### WRITTEN PROBLEM
Repeat every record exactly, but keep images out of the copy.

— BEGIN SUPPLIED INFORMATION —

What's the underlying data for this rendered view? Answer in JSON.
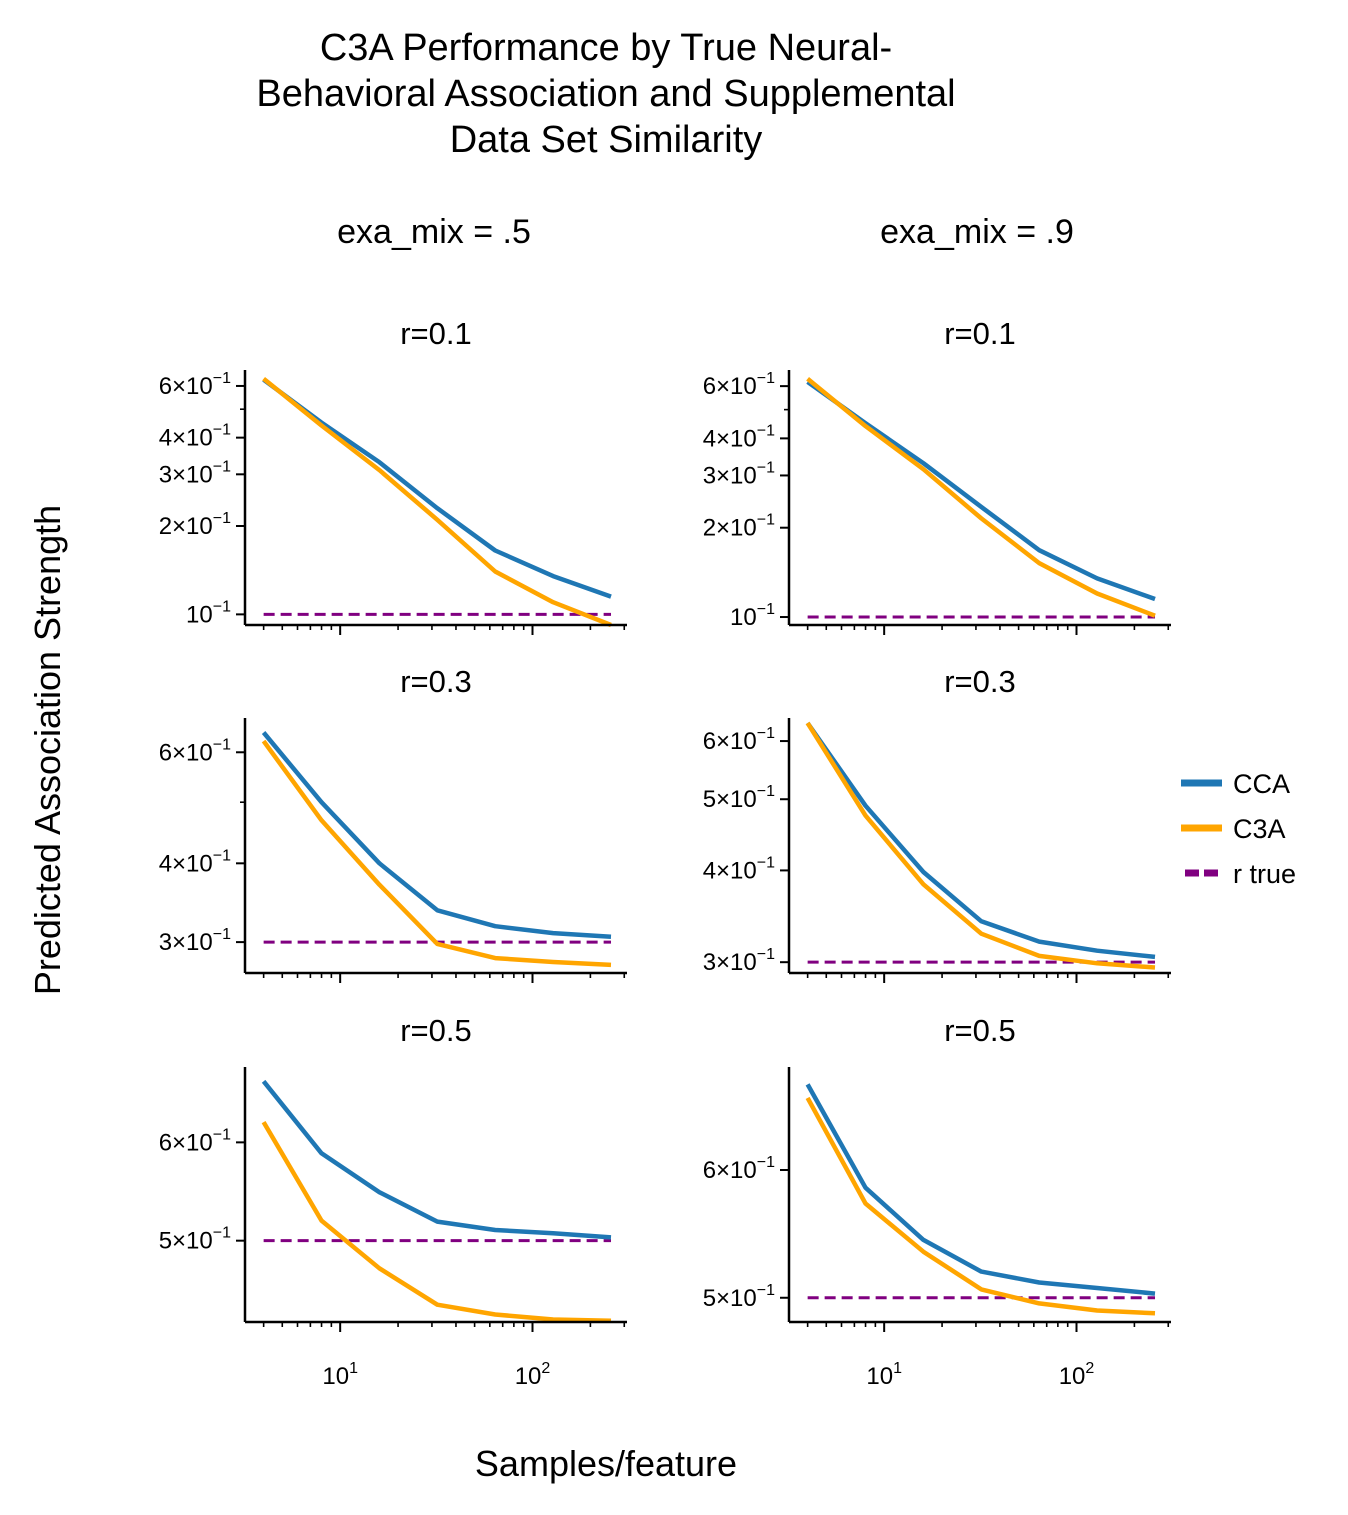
{
  "title_lines": [
    "C3A Performance by True Neural-",
    "Behavioral Association and Supplemental",
    "Data Set Similarity"
  ],
  "columns": [
    "exa_mix = .5",
    "exa_mix = .9"
  ],
  "xlabel": "Samples/feature",
  "ylabel": "Predicted Association Strength",
  "colors": {
    "cca": "#1f77b4",
    "c3a": "#ffa500",
    "r_true": "#800080"
  },
  "legend": [
    {
      "label": "CCA",
      "style": "solid",
      "color_key": "cca"
    },
    {
      "label": "C3A",
      "style": "solid",
      "color_key": "c3a"
    },
    {
      "label": "r true",
      "style": "dashed",
      "color_key": "r_true"
    }
  ],
  "chart_data": [
    {
      "type": "line",
      "title": "r=0.1",
      "column": "exa_mix = .5",
      "row": 0,
      "xscale": "log",
      "yscale": "log",
      "xlim": [
        3.2,
        310
      ],
      "ylim": [
        0.092,
        0.68
      ],
      "x": [
        4,
        8,
        16,
        32,
        64,
        128,
        256
      ],
      "series": [
        {
          "name": "CCA",
          "values": [
            0.63,
            0.45,
            0.33,
            0.23,
            0.165,
            0.135,
            0.115
          ]
        },
        {
          "name": "C3A",
          "values": [
            0.635,
            0.44,
            0.31,
            0.21,
            0.14,
            0.11,
            0.092
          ]
        }
      ],
      "r_true": 0.1,
      "yticks": [
        {
          "value": 0.6,
          "mant": "6",
          "exp": "−1"
        },
        {
          "value": 0.4,
          "mant": "4",
          "exp": "−1"
        },
        {
          "value": 0.3,
          "mant": "3",
          "exp": "−1"
        },
        {
          "value": 0.2,
          "mant": "2",
          "exp": "−1"
        },
        {
          "value": 0.1,
          "mant": "",
          "exp": "−1"
        }
      ],
      "xticks": [
        {
          "value": 10,
          "mant": "",
          "exp": "1"
        },
        {
          "value": 100,
          "mant": "",
          "exp": "2"
        }
      ]
    },
    {
      "type": "line",
      "title": "r=0.1",
      "column": "exa_mix = .9",
      "row": 0,
      "xscale": "log",
      "yscale": "log",
      "xlim": [
        3.2,
        310
      ],
      "ylim": [
        0.094,
        0.68
      ],
      "x": [
        4,
        8,
        16,
        32,
        64,
        128,
        256
      ],
      "series": [
        {
          "name": "CCA",
          "values": [
            0.62,
            0.45,
            0.33,
            0.235,
            0.168,
            0.135,
            0.115
          ]
        },
        {
          "name": "C3A",
          "values": [
            0.635,
            0.44,
            0.315,
            0.215,
            0.152,
            0.12,
            0.101
          ]
        }
      ],
      "r_true": 0.1,
      "yticks": [
        {
          "value": 0.6,
          "mant": "6",
          "exp": "−1"
        },
        {
          "value": 0.4,
          "mant": "4",
          "exp": "−1"
        },
        {
          "value": 0.3,
          "mant": "3",
          "exp": "−1"
        },
        {
          "value": 0.2,
          "mant": "2",
          "exp": "−1"
        },
        {
          "value": 0.1,
          "mant": "",
          "exp": "−1"
        }
      ],
      "xticks": [
        {
          "value": 10,
          "mant": "",
          "exp": "1"
        },
        {
          "value": 100,
          "mant": "",
          "exp": "2"
        }
      ]
    },
    {
      "type": "line",
      "title": "r=0.3",
      "column": "exa_mix = .5",
      "row": 1,
      "xscale": "log",
      "yscale": "log",
      "xlim": [
        3.2,
        310
      ],
      "ylim": [
        0.268,
        0.68
      ],
      "x": [
        4,
        8,
        16,
        32,
        64,
        128,
        256
      ],
      "series": [
        {
          "name": "CCA",
          "values": [
            0.645,
            0.5,
            0.4,
            0.337,
            0.318,
            0.31,
            0.306
          ]
        },
        {
          "name": "C3A",
          "values": [
            0.625,
            0.468,
            0.37,
            0.298,
            0.283,
            0.279,
            0.276
          ]
        }
      ],
      "r_true": 0.3,
      "yticks": [
        {
          "value": 0.6,
          "mant": "6",
          "exp": "−1"
        },
        {
          "value": 0.4,
          "mant": "4",
          "exp": "−1"
        },
        {
          "value": 0.3,
          "mant": "3",
          "exp": "−1"
        }
      ],
      "xticks": [
        {
          "value": 10,
          "mant": "",
          "exp": "1"
        },
        {
          "value": 100,
          "mant": "",
          "exp": "2"
        }
      ]
    },
    {
      "type": "line",
      "title": "r=0.3",
      "column": "exa_mix = .9",
      "row": 1,
      "xscale": "log",
      "yscale": "log",
      "xlim": [
        3.2,
        310
      ],
      "ylim": [
        0.29,
        0.645
      ],
      "x": [
        4,
        8,
        16,
        32,
        64,
        128,
        256
      ],
      "series": [
        {
          "name": "CCA",
          "values": [
            0.635,
            0.49,
            0.398,
            0.341,
            0.32,
            0.311,
            0.305
          ]
        },
        {
          "name": "C3A",
          "values": [
            0.635,
            0.475,
            0.383,
            0.328,
            0.306,
            0.299,
            0.295
          ]
        }
      ],
      "r_true": 0.3,
      "yticks": [
        {
          "value": 0.6,
          "mant": "6",
          "exp": "−1"
        },
        {
          "value": 0.5,
          "mant": "5",
          "exp": "−1"
        },
        {
          "value": 0.4,
          "mant": "4",
          "exp": "−1"
        },
        {
          "value": 0.3,
          "mant": "3",
          "exp": "−1"
        }
      ],
      "xticks": [
        {
          "value": 10,
          "mant": "",
          "exp": "1"
        },
        {
          "value": 100,
          "mant": "",
          "exp": "2"
        }
      ]
    },
    {
      "type": "line",
      "title": "r=0.5",
      "column": "exa_mix = .5",
      "row": 2,
      "xscale": "log",
      "yscale": "log",
      "xlim": [
        3.2,
        310
      ],
      "ylim": [
        0.43,
        0.69
      ],
      "x": [
        4,
        8,
        16,
        32,
        64,
        128,
        256
      ],
      "series": [
        {
          "name": "CCA",
          "values": [
            0.672,
            0.588,
            0.547,
            0.518,
            0.51,
            0.507,
            0.503
          ]
        },
        {
          "name": "C3A",
          "values": [
            0.623,
            0.519,
            0.475,
            0.444,
            0.436,
            0.432,
            0.431
          ]
        }
      ],
      "r_true": 0.5,
      "yticks": [
        {
          "value": 0.6,
          "mant": "6",
          "exp": "−1"
        },
        {
          "value": 0.5,
          "mant": "5",
          "exp": "−1"
        }
      ],
      "xticks": [
        {
          "value": 10,
          "mant": "",
          "exp": "1"
        },
        {
          "value": 100,
          "mant": "",
          "exp": "2"
        }
      ]
    },
    {
      "type": "line",
      "title": "r=0.5",
      "column": "exa_mix = .9",
      "row": 2,
      "xscale": "log",
      "yscale": "log",
      "xlim": [
        3.2,
        310
      ],
      "ylim": [
        0.483,
        0.695
      ],
      "x": [
        4,
        8,
        16,
        32,
        64,
        128,
        256
      ],
      "series": [
        {
          "name": "CCA",
          "values": [
            0.678,
            0.585,
            0.543,
            0.519,
            0.511,
            0.507,
            0.503
          ]
        },
        {
          "name": "C3A",
          "values": [
            0.665,
            0.572,
            0.534,
            0.506,
            0.496,
            0.491,
            0.489
          ]
        }
      ],
      "r_true": 0.5,
      "yticks": [
        {
          "value": 0.6,
          "mant": "6",
          "exp": "−1"
        },
        {
          "value": 0.5,
          "mant": "5",
          "exp": "−1"
        }
      ],
      "xticks": [
        {
          "value": 10,
          "mant": "",
          "exp": "1"
        },
        {
          "value": 100,
          "mant": "",
          "exp": "2"
        }
      ]
    }
  ]
}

— END SUPPLIED INFORMATION —

### RESPONSE TO THIS EXERCISE
What's the underlying data for this rendered view? Answer in JSON.
{
  "title_lines": [
    "C3A Performance by True Neural-",
    "Behavioral Association and Supplemental",
    "Data Set Similarity"
  ],
  "columns": [
    "exa_mix = .5",
    "exa_mix = .9"
  ],
  "xlabel": "Samples/feature",
  "ylabel": "Predicted Association Strength",
  "colors": {
    "cca": "#1f77b4",
    "c3a": "#ffa500",
    "r_true": "#800080"
  },
  "legend": [
    {
      "label": "CCA",
      "style": "solid",
      "color_key": "cca"
    },
    {
      "label": "C3A",
      "style": "solid",
      "color_key": "c3a"
    },
    {
      "label": "r true",
      "style": "dashed",
      "color_key": "r_true"
    }
  ],
  "chart_data": [
    {
      "type": "line",
      "title": "r=0.1",
      "column": "exa_mix = .5",
      "row": 0,
      "xscale": "log",
      "yscale": "log",
      "xlim": [
        3.2,
        310
      ],
      "ylim": [
        0.092,
        0.68
      ],
      "x": [
        4,
        8,
        16,
        32,
        64,
        128,
        256
      ],
      "series": [
        {
          "name": "CCA",
          "values": [
            0.63,
            0.45,
            0.33,
            0.23,
            0.165,
            0.135,
            0.115
          ]
        },
        {
          "name": "C3A",
          "values": [
            0.635,
            0.44,
            0.31,
            0.21,
            0.14,
            0.11,
            0.092
          ]
        }
      ],
      "r_true": 0.1,
      "yticks": [
        {
          "value": 0.6,
          "mant": "6",
          "exp": "−1"
        },
        {
          "value": 0.4,
          "mant": "4",
          "exp": "−1"
        },
        {
          "value": 0.3,
          "mant": "3",
          "exp": "−1"
        },
        {
          "value": 0.2,
          "mant": "2",
          "exp": "−1"
        },
        {
          "value": 0.1,
          "mant": "",
          "exp": "−1"
        }
      ],
      "xticks": [
        {
          "value": 10,
          "mant": "",
          "exp": "1"
        },
        {
          "value": 100,
          "mant": "",
          "exp": "2"
        }
      ]
    },
    {
      "type": "line",
      "title": "r=0.1",
      "column": "exa_mix = .9",
      "row": 0,
      "xscale": "log",
      "yscale": "log",
      "xlim": [
        3.2,
        310
      ],
      "ylim": [
        0.094,
        0.68
      ],
      "x": [
        4,
        8,
        16,
        32,
        64,
        128,
        256
      ],
      "series": [
        {
          "name": "CCA",
          "values": [
            0.62,
            0.45,
            0.33,
            0.235,
            0.168,
            0.135,
            0.115
          ]
        },
        {
          "name": "C3A",
          "values": [
            0.635,
            0.44,
            0.315,
            0.215,
            0.152,
            0.12,
            0.101
          ]
        }
      ],
      "r_true": 0.1,
      "yticks": [
        {
          "value": 0.6,
          "mant": "6",
          "exp": "−1"
        },
        {
          "value": 0.4,
          "mant": "4",
          "exp": "−1"
        },
        {
          "value": 0.3,
          "mant": "3",
          "exp": "−1"
        },
        {
          "value": 0.2,
          "mant": "2",
          "exp": "−1"
        },
        {
          "value": 0.1,
          "mant": "",
          "exp": "−1"
        }
      ],
      "xticks": [
        {
          "value": 10,
          "mant": "",
          "exp": "1"
        },
        {
          "value": 100,
          "mant": "",
          "exp": "2"
        }
      ]
    },
    {
      "type": "line",
      "title": "r=0.3",
      "column": "exa_mix = .5",
      "row": 1,
      "xscale": "log",
      "yscale": "log",
      "xlim": [
        3.2,
        310
      ],
      "ylim": [
        0.268,
        0.68
      ],
      "x": [
        4,
        8,
        16,
        32,
        64,
        128,
        256
      ],
      "series": [
        {
          "name": "CCA",
          "values": [
            0.645,
            0.5,
            0.4,
            0.337,
            0.318,
            0.31,
            0.306
          ]
        },
        {
          "name": "C3A",
          "values": [
            0.625,
            0.468,
            0.37,
            0.298,
            0.283,
            0.279,
            0.276
          ]
        }
      ],
      "r_true": 0.3,
      "yticks": [
        {
          "value": 0.6,
          "mant": "6",
          "exp": "−1"
        },
        {
          "value": 0.4,
          "mant": "4",
          "exp": "−1"
        },
        {
          "value": 0.3,
          "mant": "3",
          "exp": "−1"
        }
      ],
      "xticks": [
        {
          "value": 10,
          "mant": "",
          "exp": "1"
        },
        {
          "value": 100,
          "mant": "",
          "exp": "2"
        }
      ]
    },
    {
      "type": "line",
      "title": "r=0.3",
      "column": "exa_mix = .9",
      "row": 1,
      "xscale": "log",
      "yscale": "log",
      "xlim": [
        3.2,
        310
      ],
      "ylim": [
        0.29,
        0.645
      ],
      "x": [
        4,
        8,
        16,
        32,
        64,
        128,
        256
      ],
      "series": [
        {
          "name": "CCA",
          "values": [
            0.635,
            0.49,
            0.398,
            0.341,
            0.32,
            0.311,
            0.305
          ]
        },
        {
          "name": "C3A",
          "values": [
            0.635,
            0.475,
            0.383,
            0.328,
            0.306,
            0.299,
            0.295
          ]
        }
      ],
      "r_true": 0.3,
      "yticks": [
        {
          "value": 0.6,
          "mant": "6",
          "exp": "−1"
        },
        {
          "value": 0.5,
          "mant": "5",
          "exp": "−1"
        },
        {
          "value": 0.4,
          "mant": "4",
          "exp": "−1"
        },
        {
          "value": 0.3,
          "mant": "3",
          "exp": "−1"
        }
      ],
      "xticks": [
        {
          "value": 10,
          "mant": "",
          "exp": "1"
        },
        {
          "value": 100,
          "mant": "",
          "exp": "2"
        }
      ]
    },
    {
      "type": "line",
      "title": "r=0.5",
      "column": "exa_mix = .5",
      "row": 2,
      "xscale": "log",
      "yscale": "log",
      "xlim": [
        3.2,
        310
      ],
      "ylim": [
        0.43,
        0.69
      ],
      "x": [
        4,
        8,
        16,
        32,
        64,
        128,
        256
      ],
      "series": [
        {
          "name": "CCA",
          "values": [
            0.672,
            0.588,
            0.547,
            0.518,
            0.51,
            0.507,
            0.503
          ]
        },
        {
          "name": "C3A",
          "values": [
            0.623,
            0.519,
            0.475,
            0.444,
            0.436,
            0.432,
            0.431
          ]
        }
      ],
      "r_true": 0.5,
      "yticks": [
        {
          "value": 0.6,
          "mant": "6",
          "exp": "−1"
        },
        {
          "value": 0.5,
          "mant": "5",
          "exp": "−1"
        }
      ],
      "xticks": [
        {
          "value": 10,
          "mant": "",
          "exp": "1"
        },
        {
          "value": 100,
          "mant": "",
          "exp": "2"
        }
      ]
    },
    {
      "type": "line",
      "title": "r=0.5",
      "column": "exa_mix = .9",
      "row": 2,
      "xscale": "log",
      "yscale": "log",
      "xlim": [
        3.2,
        310
      ],
      "ylim": [
        0.483,
        0.695
      ],
      "x": [
        4,
        8,
        16,
        32,
        64,
        128,
        256
      ],
      "series": [
        {
          "name": "CCA",
          "values": [
            0.678,
            0.585,
            0.543,
            0.519,
            0.511,
            0.507,
            0.503
          ]
        },
        {
          "name": "C3A",
          "values": [
            0.665,
            0.572,
            0.534,
            0.506,
            0.496,
            0.491,
            0.489
          ]
        }
      ],
      "r_true": 0.5,
      "yticks": [
        {
          "value": 0.6,
          "mant": "6",
          "exp": "−1"
        },
        {
          "value": 0.5,
          "mant": "5",
          "exp": "−1"
        }
      ],
      "xticks": [
        {
          "value": 10,
          "mant": "",
          "exp": "1"
        },
        {
          "value": 100,
          "mant": "",
          "exp": "2"
        }
      ]
    }
  ]
}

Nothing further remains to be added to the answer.